- [GIVEN TASK]
Output all entries verbatim. Skip pictures.

- [Data records]
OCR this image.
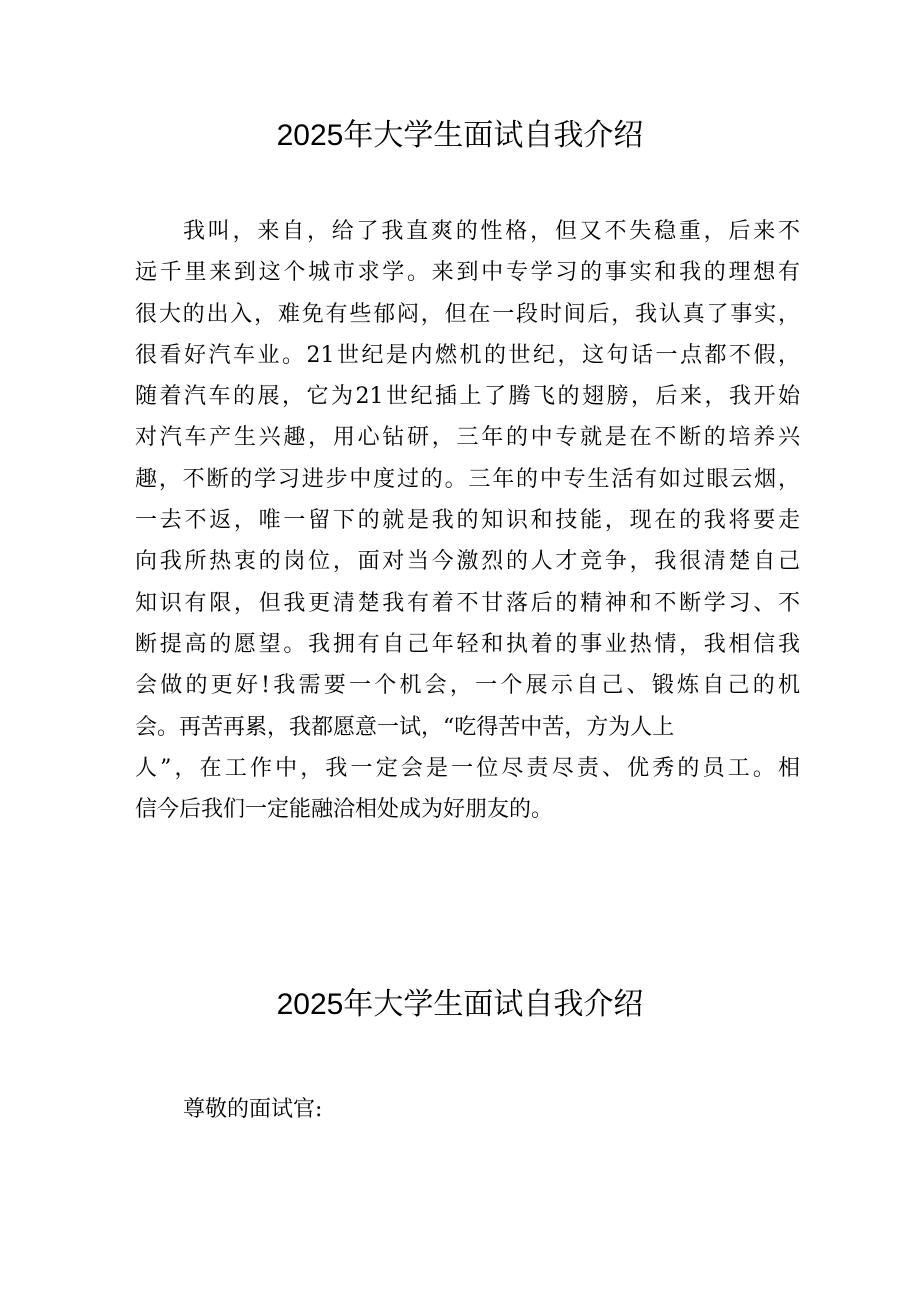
2025年大学生面试自我介绍
我叫，来自，给了我直爽的性格，但又不失稳重，后来不
远千里来到这个城市求学。来到中专学习的事实和我的理想有
很大的出入，难免有些郁闷，但在一段时间后，我认真了事实，
很看好汽车业。21世纪是内燃机的世纪，这句话一点都不假，
随着汽车的展，它为21世纪插上了腾飞的翅膀，后来，我开始
对汽车产生兴趣，用心钻研，三年的中专就是在不断的培养兴
趣，不断的学习进步中度过的。三年的中专生活有如过眼云烟，
一去不返，唯一留下的就是我的知识和技能，现在的我将要走
向我所热衷的岗位，面对当今激烈的人才竞争，我很清楚自己
知识有限，但我更清楚我有着不甘落后的精神和不断学习、不
断提高的愿望。我拥有自己年轻和执着的事业热情，我相信我
会做的更好!我需要一个机会，一个展示自己、锻炼自己的机
会。再苦再累，我都愿意一试，“吃得苦中苦，方为人上
人”，在工作中，我一定会是一位尽责尽责、优秀的员工。相
信今后我们一定能融洽相处成为好朋友的。
2025年大学生面试自我介绍

尊敬的面试官:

- [SOLUTION FOR THIS PROBLEM]
OCR this image.
2025年大学生面试自我介绍
我叫，来自，给了我直爽的性格，但又不失稳重，后来不
远千里来到这个城市求学。来到中专学习的事实和我的理想有
很大的出入，难免有些郁闷，但在一段时间后，我认真了事实，
很看好汽车业。21世纪是内燃机的世纪，这句话一点都不假，
随着汽车的展，它为21世纪插上了腾飞的翅膀，后来，我开始
对汽车产生兴趣，用心钻研，三年的中专就是在不断的培养兴
趣，不断的学习进步中度过的。三年的中专生活有如过眼云烟，
一去不返，唯一留下的就是我的知识和技能，现在的我将要走
向我所热衷的岗位，面对当今激烈的人才竞争，我很清楚自己
知识有限，但我更清楚我有着不甘落后的精神和不断学习、不
断提高的愿望。我拥有自己年轻和执着的事业热情，我相信我
会做的更好!我需要一个机会，一个展示自己、锻炼自己的机
会。再苦再累，我都愿意一试，“吃得苦中苦，方为人上
人”，在工作中，我一定会是一位尽责尽责、优秀的员工。相
信今后我们一定能融洽相处成为好朋友的。
2025年大学生面试自我介绍

尊敬的面试官:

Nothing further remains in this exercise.